**What is needed**
Read the lines below and count those that have the word "Configuration". Respond with the number only.

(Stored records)
• • • • • • •

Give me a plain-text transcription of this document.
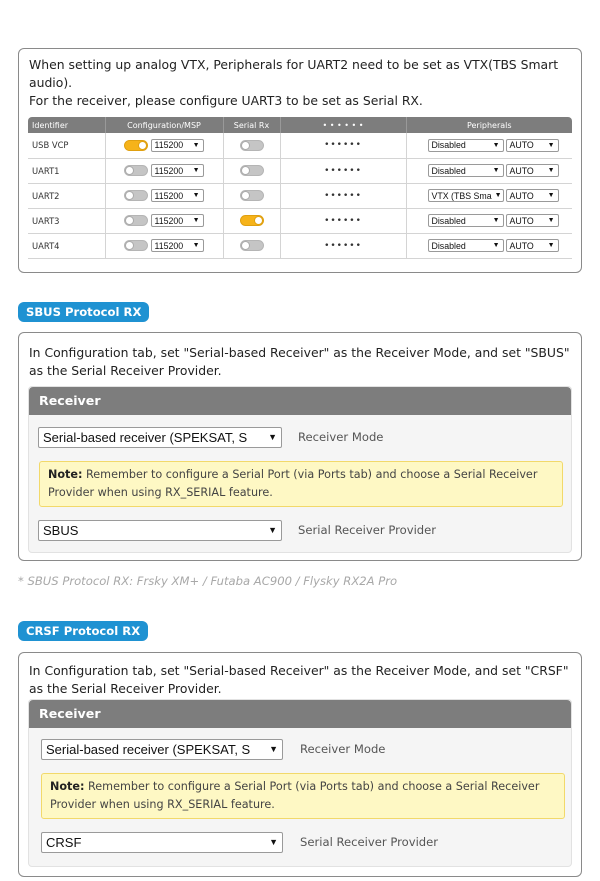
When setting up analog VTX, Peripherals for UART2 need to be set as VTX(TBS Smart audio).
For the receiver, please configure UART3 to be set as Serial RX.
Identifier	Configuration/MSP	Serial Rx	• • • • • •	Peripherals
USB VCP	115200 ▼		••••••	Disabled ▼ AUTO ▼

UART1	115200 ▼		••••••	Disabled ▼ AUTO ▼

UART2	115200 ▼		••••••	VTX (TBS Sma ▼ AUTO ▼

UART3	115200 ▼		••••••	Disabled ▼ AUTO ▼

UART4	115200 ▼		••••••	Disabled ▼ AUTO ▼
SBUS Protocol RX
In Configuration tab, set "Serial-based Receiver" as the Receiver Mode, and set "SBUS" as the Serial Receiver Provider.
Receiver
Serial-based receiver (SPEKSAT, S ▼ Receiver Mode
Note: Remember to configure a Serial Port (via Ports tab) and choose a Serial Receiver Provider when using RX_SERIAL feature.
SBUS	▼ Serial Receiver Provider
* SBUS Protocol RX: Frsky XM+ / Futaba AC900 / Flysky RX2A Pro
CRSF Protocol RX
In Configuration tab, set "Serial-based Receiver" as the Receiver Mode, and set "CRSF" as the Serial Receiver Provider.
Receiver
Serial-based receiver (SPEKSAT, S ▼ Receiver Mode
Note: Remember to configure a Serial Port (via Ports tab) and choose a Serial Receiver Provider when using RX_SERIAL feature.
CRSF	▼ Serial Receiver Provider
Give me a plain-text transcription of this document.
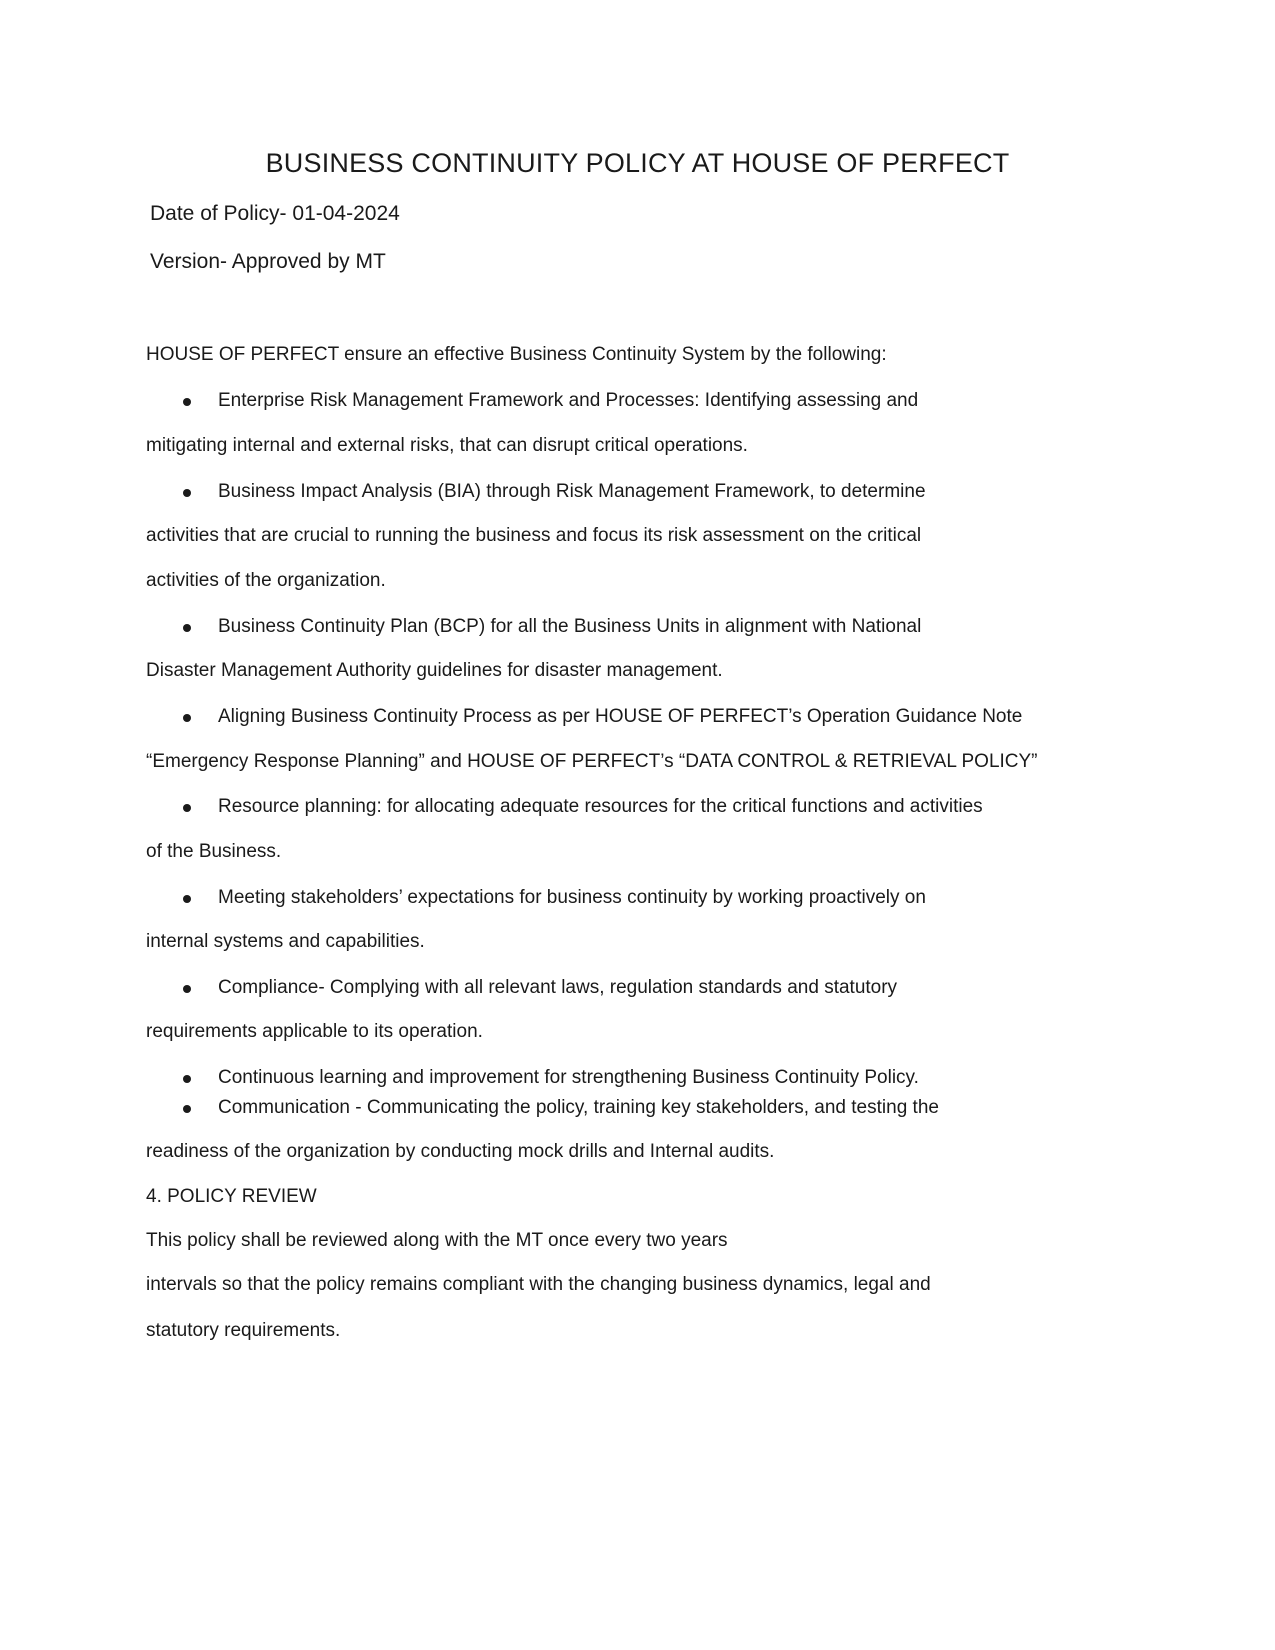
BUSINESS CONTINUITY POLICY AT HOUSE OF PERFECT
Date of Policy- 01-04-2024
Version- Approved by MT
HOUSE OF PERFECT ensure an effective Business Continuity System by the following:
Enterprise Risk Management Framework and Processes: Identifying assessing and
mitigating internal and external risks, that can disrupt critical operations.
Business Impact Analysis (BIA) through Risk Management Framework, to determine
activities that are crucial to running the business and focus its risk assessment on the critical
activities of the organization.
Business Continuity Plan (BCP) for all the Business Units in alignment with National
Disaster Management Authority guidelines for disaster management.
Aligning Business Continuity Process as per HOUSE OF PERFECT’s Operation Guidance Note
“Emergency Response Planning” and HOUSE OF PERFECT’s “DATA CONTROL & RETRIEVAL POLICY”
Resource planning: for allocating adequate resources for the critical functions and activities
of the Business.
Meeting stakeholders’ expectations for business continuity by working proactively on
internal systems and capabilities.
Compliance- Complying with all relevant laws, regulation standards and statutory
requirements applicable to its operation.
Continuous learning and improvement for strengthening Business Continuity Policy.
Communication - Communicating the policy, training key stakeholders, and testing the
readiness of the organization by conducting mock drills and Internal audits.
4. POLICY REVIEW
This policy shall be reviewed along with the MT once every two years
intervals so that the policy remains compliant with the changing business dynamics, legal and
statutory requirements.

• • • • • • •

**Written reply**
3